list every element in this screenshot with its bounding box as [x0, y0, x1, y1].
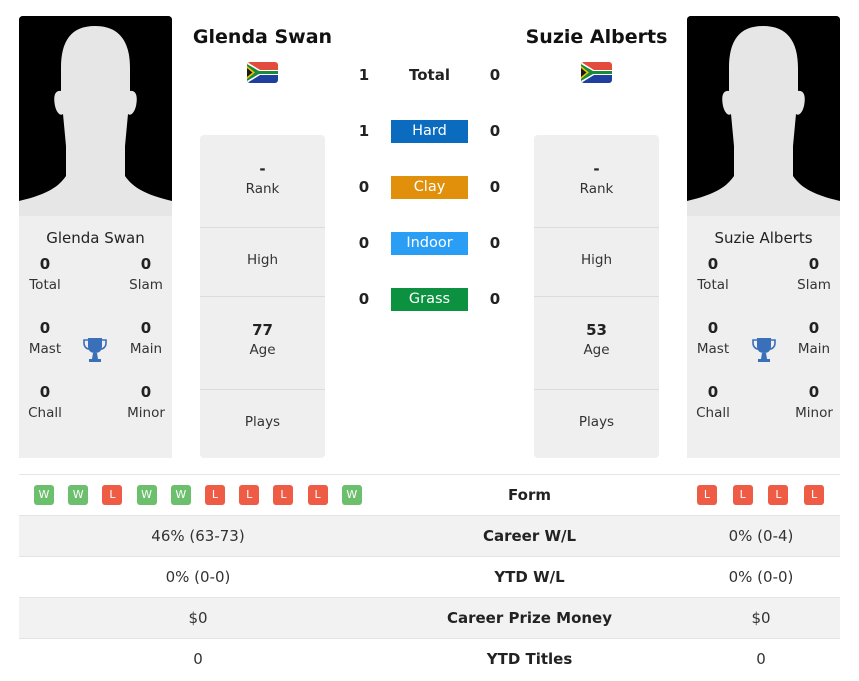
player1-titles-card: Glenda Swan 0 Total 0 Slam 0 Mast 0 Main… [19, 216, 172, 458]
player2-titles-card: Suzie Alberts 0 Total 0 Slam 0 Mast 0 Ma… [687, 216, 840, 458]
ytd-wl-label: YTD W/L [494, 568, 565, 586]
surface-grass-badge: Grass [391, 288, 468, 311]
silhouette-icon [19, 16, 172, 216]
comparison-row-career-wl: 46% (63-73) Career W/L 0% (0-4) [19, 515, 840, 556]
form-label: Form [508, 486, 551, 504]
player1-ytd-titles: 0 [193, 650, 203, 668]
career-wl-label: Career W/L [482, 527, 577, 545]
player1-name-heading[interactable]: Glenda Swan [172, 26, 353, 48]
player2-ytd-wl: 0% (0-0) [728, 568, 794, 586]
player1-high: High [200, 228, 325, 297]
form-badge-loss[interactable]: L [273, 485, 294, 505]
player1-title-minor: 0 Minor [127, 383, 165, 421]
form-badge-win[interactable]: W [341, 485, 362, 505]
player2-career-wl: 0% (0-4) [728, 527, 794, 545]
player1-title-mast: 0 Mast [28, 319, 62, 357]
comparison-row-prize-money: $0 Career Prize Money $0 [19, 597, 840, 638]
h2h-hard-p2: 0 [489, 122, 501, 140]
h2h-total-label: Total [409, 66, 450, 84]
player1-age: 77 Age [200, 297, 325, 390]
player2-title-main: 0 Main [797, 319, 831, 357]
h2h-clay-p2: 0 [489, 178, 501, 196]
surface-indoor-badge: Indoor [391, 232, 468, 255]
comparison-row-ytd-titles: 0 YTD Titles 0 [19, 638, 840, 679]
player1-plays: Plays [244, 414, 281, 430]
form-badge-loss[interactable]: L [102, 485, 123, 505]
surface-clay-badge: Clay [391, 176, 468, 199]
player2-ytd-titles: 0 [756, 650, 766, 668]
player2-title-minor: 0 Minor [795, 383, 833, 421]
form-badge-loss[interactable]: L [804, 485, 825, 505]
h2h-grass-p1: 0 [358, 290, 370, 308]
player1-rank: - Rank [200, 135, 325, 228]
form-badge-loss[interactable]: L [697, 485, 717, 505]
player2-title-chall: 0 Chall [696, 383, 730, 421]
form-badge-loss[interactable]: L [205, 485, 225, 505]
player2-age: 53 Age [534, 297, 659, 390]
player2-plays: Plays [578, 414, 615, 430]
player1-title-slam: 0 Slam [129, 255, 163, 293]
south-africa-flag-icon [581, 62, 612, 83]
player1-prize-money: $0 [188, 609, 208, 627]
form-row: WWLWWLLLLW Form LLLL [19, 474, 840, 515]
comparison-row-ytd-wl: 0% (0-0) YTD W/L 0% (0-0) [19, 556, 840, 597]
trophy-icon [83, 338, 107, 362]
h2h-indoor-p1: 0 [358, 234, 370, 252]
h2h-indoor-p2: 0 [489, 234, 501, 252]
h2h-hard-p1: 1 [358, 122, 370, 140]
player2-prize-money: $0 [751, 609, 771, 627]
form-badge-loss[interactable]: L [307, 485, 328, 505]
h2h-clay-p1: 0 [358, 178, 370, 196]
player2-title-mast: 0 Mast [696, 319, 730, 357]
player1-card-name: Glenda Swan [46, 229, 145, 247]
player2-title-slam: 0 Slam [797, 255, 831, 293]
player1-title-chall: 0 Chall [28, 383, 62, 421]
player2-title-total: 0 Total [697, 255, 729, 293]
surface-hard-badge: Hard [391, 120, 468, 143]
form-badge-win[interactable]: W [136, 485, 157, 505]
player2-stats-card: - Rank High 53 Age Plays [534, 135, 659, 458]
player2-card-name: Suzie Alberts [714, 229, 813, 247]
player2-name-heading[interactable]: Suzie Alberts [506, 26, 687, 48]
h2h-grass-p2: 0 [489, 290, 501, 308]
player1-ytd-wl: 0% (0-0) [165, 568, 231, 586]
player1-stats-card: - Rank High 77 Age Plays [200, 135, 325, 458]
form-badge-loss[interactable]: L [732, 485, 753, 505]
player1-photo [19, 16, 172, 216]
silhouette-icon [687, 16, 840, 216]
player2-photo [687, 16, 840, 216]
player2-rank: - Rank [534, 135, 659, 228]
form-badge-loss[interactable]: L [239, 485, 260, 505]
h2h-total-p1: 1 [358, 66, 370, 84]
form-badge-loss[interactable]: L [768, 485, 789, 505]
player1-title-total: 0 Total [29, 255, 61, 293]
south-africa-flag-icon [247, 62, 278, 83]
player1-title-main: 0 Main [129, 319, 163, 357]
player2-high: High [534, 228, 659, 297]
player1-career-wl: 46% (63-73) [151, 527, 245, 545]
trophy-icon [752, 338, 776, 362]
ytd-titles-label: YTD Titles [486, 650, 573, 668]
prize-money-label: Career Prize Money [446, 609, 612, 627]
form-badge-win[interactable]: W [170, 485, 191, 505]
h2h-total-p2: 0 [489, 66, 501, 84]
form-badge-win[interactable]: W [34, 485, 54, 505]
form-badge-win[interactable]: W [68, 485, 89, 505]
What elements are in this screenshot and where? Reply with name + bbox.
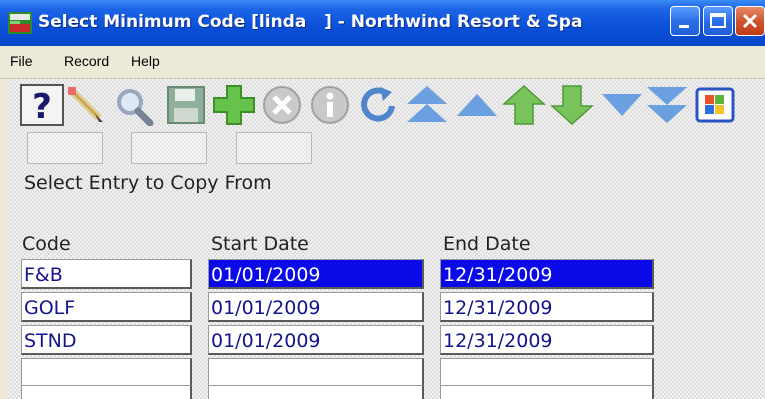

**EXERCISE:** Please copy out all of the lines above word for word, without the pictures.

**COMPLETED EXERCISE:**
list every element in this screenshot with its bounding box as [x0, y0, x1, y1].
player1-titles-card: Glenda Swan 0 Total 0 Slam 0 Mast 0 Main… [19, 216, 172, 458]
player2-titles-card: Suzie Alberts 0 Total 0 Slam 0 Mast 0 Ma… [687, 216, 840, 458]
ytd-wl-label: YTD W/L [494, 568, 565, 586]
surface-grass-badge: Grass [391, 288, 468, 311]
silhouette-icon [19, 16, 172, 216]
comparison-row-career-wl: 46% (63-73) Career W/L 0% (0-4) [19, 515, 840, 556]
form-label: Form [508, 486, 551, 504]
player1-ytd-titles: 0 [193, 650, 203, 668]
career-wl-label: Career W/L [482, 527, 577, 545]
player1-name-heading[interactable]: Glenda Swan [172, 26, 353, 48]
player2-ytd-wl: 0% (0-0) [728, 568, 794, 586]
player1-high: High [200, 228, 325, 297]
form-badge-loss[interactable]: L [273, 485, 294, 505]
player1-title-minor: 0 Minor [127, 383, 165, 421]
form-badge-win[interactable]: W [341, 485, 362, 505]
player2-career-wl: 0% (0-4) [728, 527, 794, 545]
player1-title-mast: 0 Mast [28, 319, 62, 357]
comparison-row-prize-money: $0 Career Prize Money $0 [19, 597, 840, 638]
h2h-hard-p2: 0 [489, 122, 501, 140]
h2h-total-label: Total [409, 66, 450, 84]
player1-age: 77 Age [200, 297, 325, 390]
player2-title-main: 0 Main [797, 319, 831, 357]
h2h-clay-p2: 0 [489, 178, 501, 196]
surface-indoor-badge: Indoor [391, 232, 468, 255]
comparison-row-ytd-titles: 0 YTD Titles 0 [19, 638, 840, 679]
player1-plays: Plays [244, 414, 281, 430]
form-badge-loss[interactable]: L [102, 485, 123, 505]
surface-clay-badge: Clay [391, 176, 468, 199]
player2-ytd-titles: 0 [756, 650, 766, 668]
player2-title-minor: 0 Minor [795, 383, 833, 421]
form-badge-loss[interactable]: L [804, 485, 825, 505]
h2h-grass-p1: 0 [358, 290, 370, 308]
player1-rank: - Rank [200, 135, 325, 228]
form-badge-loss[interactable]: L [697, 485, 717, 505]
player2-title-chall: 0 Chall [696, 383, 730, 421]
form-badge-loss[interactable]: L [205, 485, 225, 505]
player2-age: 53 Age [534, 297, 659, 390]
player2-plays: Plays [578, 414, 615, 430]
player1-title-slam: 0 Slam [129, 255, 163, 293]
south-africa-flag-icon [581, 62, 612, 83]
player1-prize-money: $0 [188, 609, 208, 627]
form-row: WWLWWLLLLW Form LLLL [19, 474, 840, 515]
comparison-row-ytd-wl: 0% (0-0) YTD W/L 0% (0-0) [19, 556, 840, 597]
trophy-icon [83, 338, 107, 362]
h2h-indoor-p1: 0 [358, 234, 370, 252]
h2h-indoor-p2: 0 [489, 234, 501, 252]
h2h-hard-p1: 1 [358, 122, 370, 140]
player2-prize-money: $0 [751, 609, 771, 627]
form-badge-loss[interactable]: L [307, 485, 328, 505]
h2h-clay-p1: 0 [358, 178, 370, 196]
player2-title-mast: 0 Mast [696, 319, 730, 357]
player1-card-name: Glenda Swan [46, 229, 145, 247]
player2-title-slam: 0 Slam [797, 255, 831, 293]
player1-title-chall: 0 Chall [28, 383, 62, 421]
player2-title-total: 0 Total [697, 255, 729, 293]
surface-hard-badge: Hard [391, 120, 468, 143]
form-badge-win[interactable]: W [136, 485, 157, 505]
player2-stats-card: - Rank High 53 Age Plays [534, 135, 659, 458]
player2-card-name: Suzie Alberts [714, 229, 813, 247]
player2-name-heading[interactable]: Suzie Alberts [506, 26, 687, 48]
h2h-grass-p2: 0 [489, 290, 501, 308]
player1-ytd-wl: 0% (0-0) [165, 568, 231, 586]
player1-stats-card: - Rank High 77 Age Plays [200, 135, 325, 458]
form-badge-loss[interactable]: L [732, 485, 753, 505]
player1-photo [19, 16, 172, 216]
silhouette-icon [687, 16, 840, 216]
player2-photo [687, 16, 840, 216]
player2-rank: - Rank [534, 135, 659, 228]
form-badge-loss[interactable]: L [239, 485, 260, 505]
h2h-total-p1: 1 [358, 66, 370, 84]
form-badge-loss[interactable]: L [768, 485, 789, 505]
player1-title-total: 0 Total [29, 255, 61, 293]
south-africa-flag-icon [247, 62, 278, 83]
player1-title-main: 0 Main [129, 319, 163, 357]
player2-high: High [534, 228, 659, 297]
player1-career-wl: 46% (63-73) [151, 527, 245, 545]
trophy-icon [752, 338, 776, 362]
ytd-titles-label: YTD Titles [486, 650, 573, 668]
prize-money-label: Career Prize Money [446, 609, 612, 627]
form-badge-win[interactable]: W [170, 485, 191, 505]
h2h-total-p2: 0 [489, 66, 501, 84]
form-badge-win[interactable]: W [34, 485, 54, 505]
form-badge-win[interactable]: W [68, 485, 89, 505]
What elements are in this screenshot and where? Reply with name + bbox.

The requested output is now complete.